28. HOW MAY AN EMPLOYEE ENROLL IN THE PLAN?
 
    An employee may enroll in the Plan at any time by completing an Employee
    Enrollment Form and returning it to Payroll Services. Employee Enrollment
    Forms and withholding authorization forms may be obtained from Payroll
    Services or by request to the Investor Relations Department at
    1-800-548-4655. If an employee elects to make voluntary cash payments
    directly to the Agent and does not authorize payroll deductions, the
    Enrollment Form must be returned to First Chicago Trust accompanied by a
    check or money order for the initial payment.
 
    Employees who, as record holders of MCN Common Stock, are already
    participating in the Plan do not need to complete an Employee Enrollment
    Form; however, they must complete a withholding authorization form if they
    wish to make voluntary cash payments through payroll deductions. Full
    reinvestment of dividends on a quarterly Dividend Payment Reinvestment Date
    is automatic for all employees enrolled in the Plan owning less than 100
    shares, unless the employee elects to receive a dividend check. Employees
    owning less than 100 shares and with dividend reinvestment activity only
    will not receive quarterly statements but will receive an annual statement
    of account.
 
    Any employee who is or becomes a holder of record of MCN Common Stock may
    obtain from the Agent and execute a shareholder Enrollment Authorization
    Form in order to provide for the reinvestment of cash dividends on those
    shares.
 
29. HOW CAN AN EMPLOYEE-PARTICIPANT PURCHASE MCN COMMON STOCK THROUGH THE PLAN?
 
    Employees not already in the Plan may enroll by making an initial cash
    investment of at least $250, or by authorizing a minimum of 10 automatic
    monthly withdrawals of at least $25 from a predesignated checking, savings
    or money market account. Employees already in the Plan can make voluntary
    cash payments as often as weekly of not less than $25 for a single
    investment up to a maximum of $150,000 per calendar year.

The exercise —
Carry the passage on employees buying MCN Common Stock through the Plan further, picking up after its last sentence. The lines that come after this passage have nothing to do with what you're asked to do.

Data block —
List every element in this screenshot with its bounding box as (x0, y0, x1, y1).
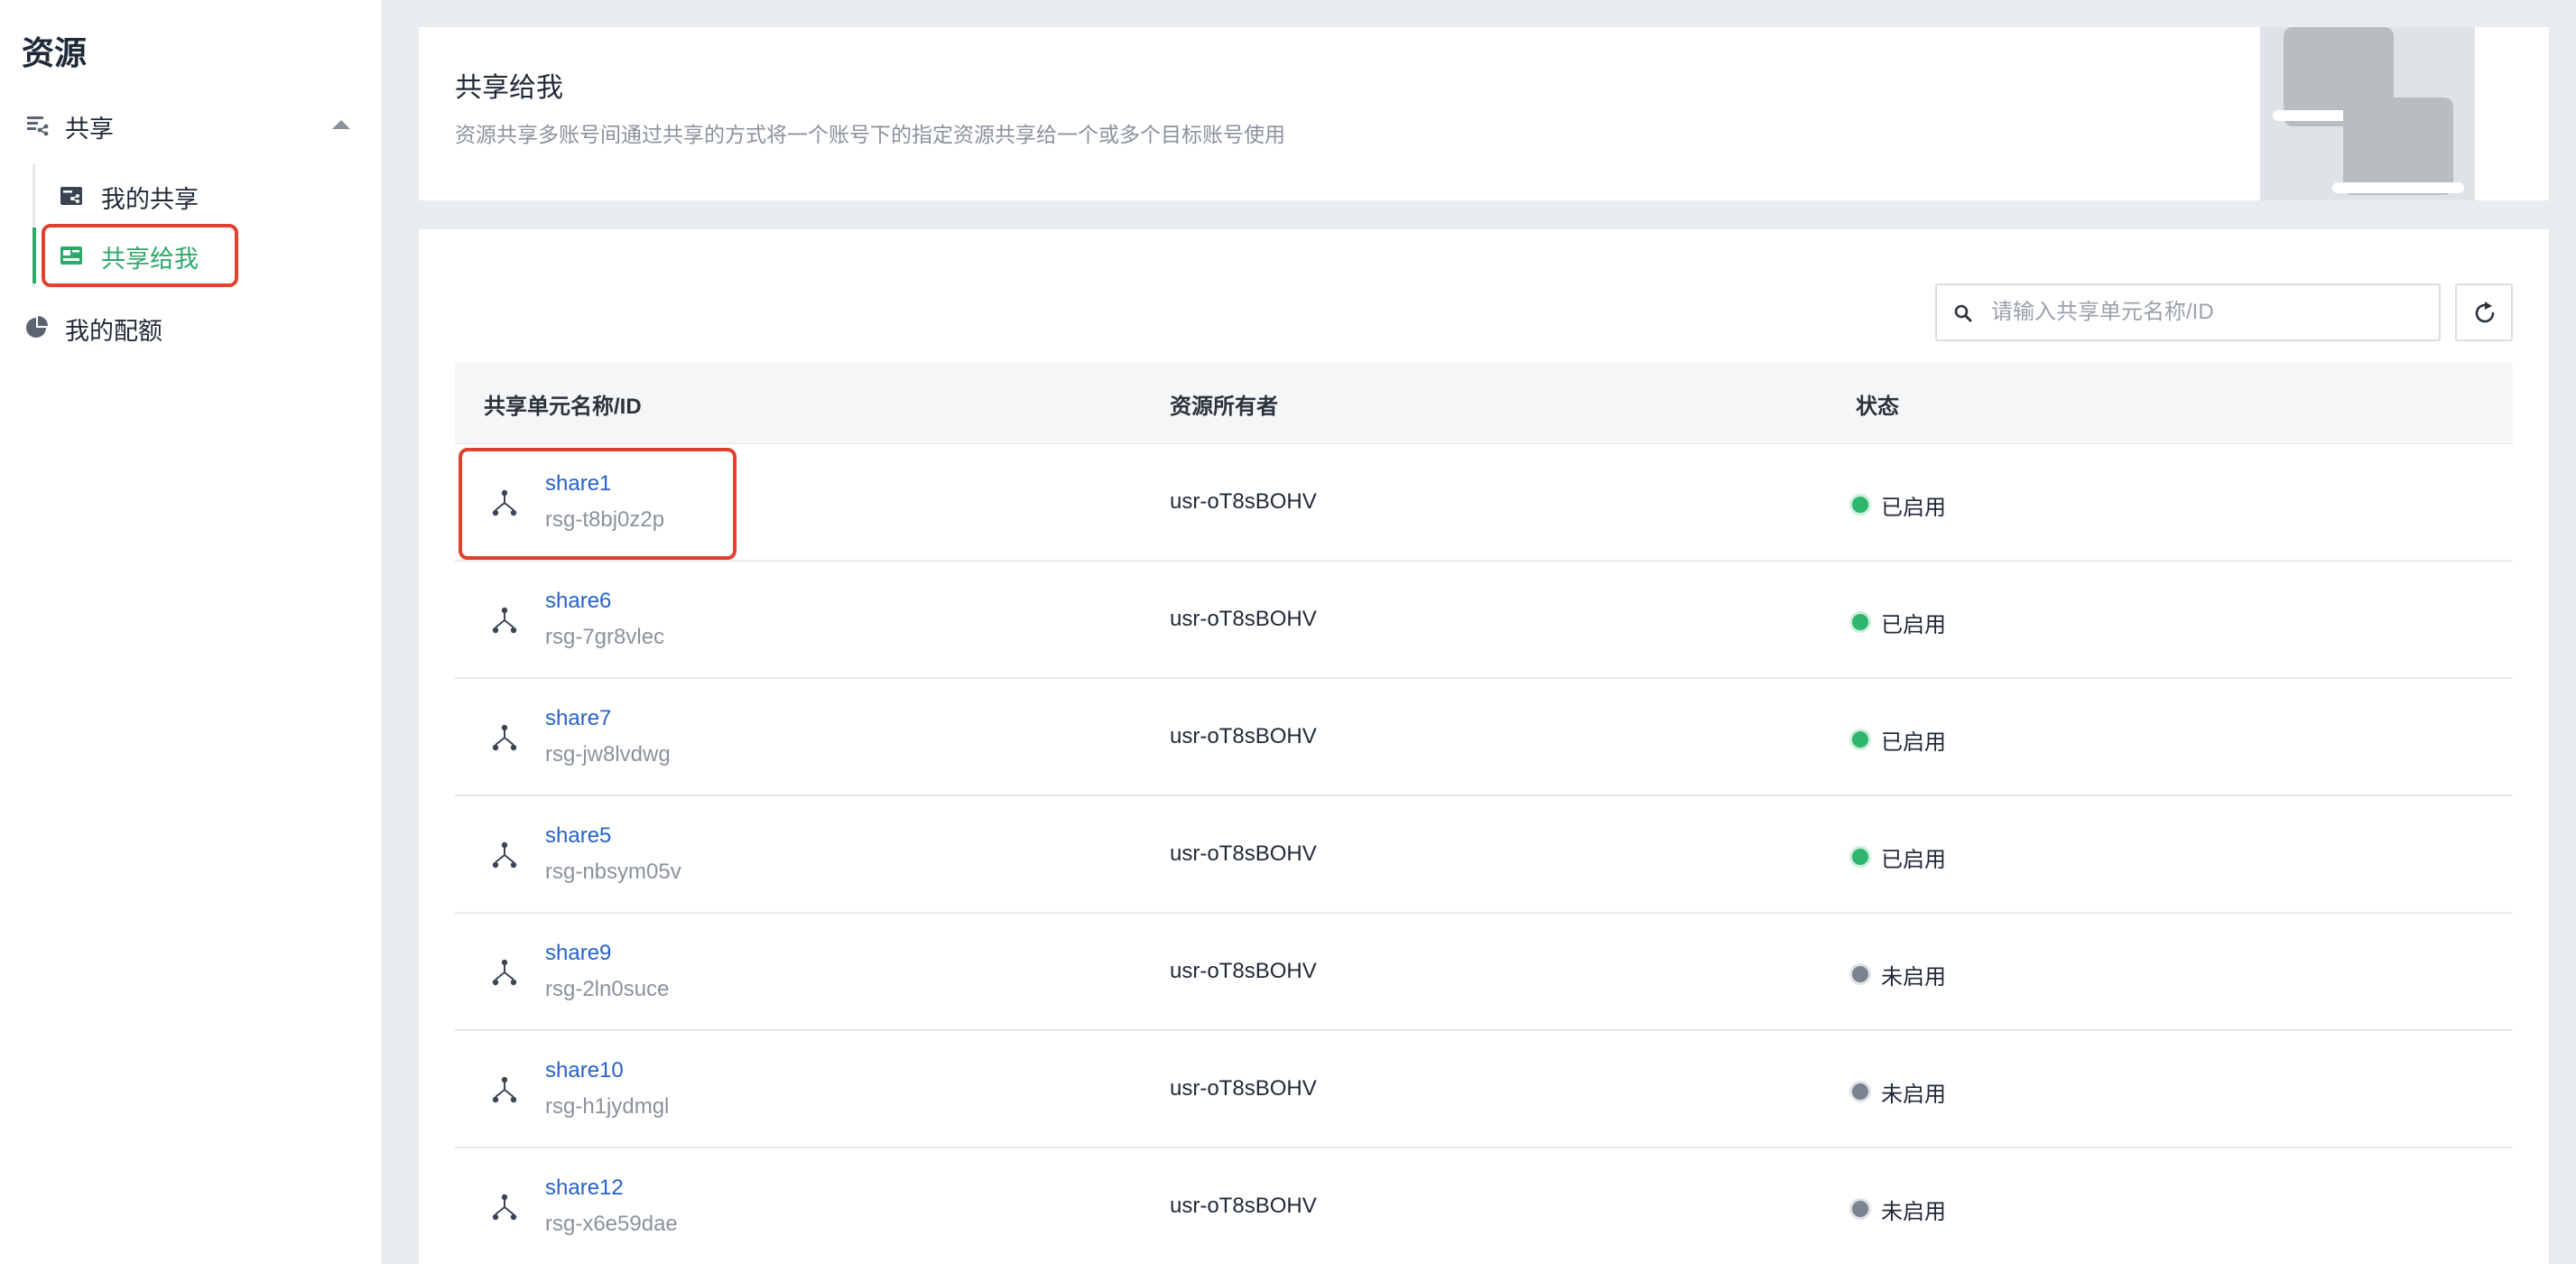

Answer to the exercise —
    Also, an employee may authorize payroll deduction for the deduction of a
    specified dollar amount from the first pay of each month. The minimum
    deduction is $25 per month. Voluntary cash purchases through payroll
    deduction will not have a transaction fee or brokerage commission. Once
    authorized, payroll deductions will continue until changed or terminated by
    the employee. An employee may change the amount of a payroll deduction or
    terminate payroll deductions by giving written notice to the employee's
    Payroll Services department. Employees should allow at least 15 days'
    processing time prior to the end of the pay period in which the deduction is
    made for any change or termination to become effective. Employees may
    terminate payroll deductions without withdrawing from the Plan and continue
    to invest by making voluntary cash payments directly to the Agent.
 
                                       22
<PAGE>   23
 
    In any case, an initial investment fee of $10 will be deducted for employees
    new to the Plan.
 
30. HOW CAN AN EMPLOYEE-PARTICIPANT WITHDRAW FROM THE PLAN?
 
    In order to withdraw from the Plan, Employee-Participants must notify the
    Agent by telephone or in writing of their intent to withdraw, and those
    employees making voluntary cash payments through payroll deductions must
    also notify their Payroll Services department of such intent to withdraw.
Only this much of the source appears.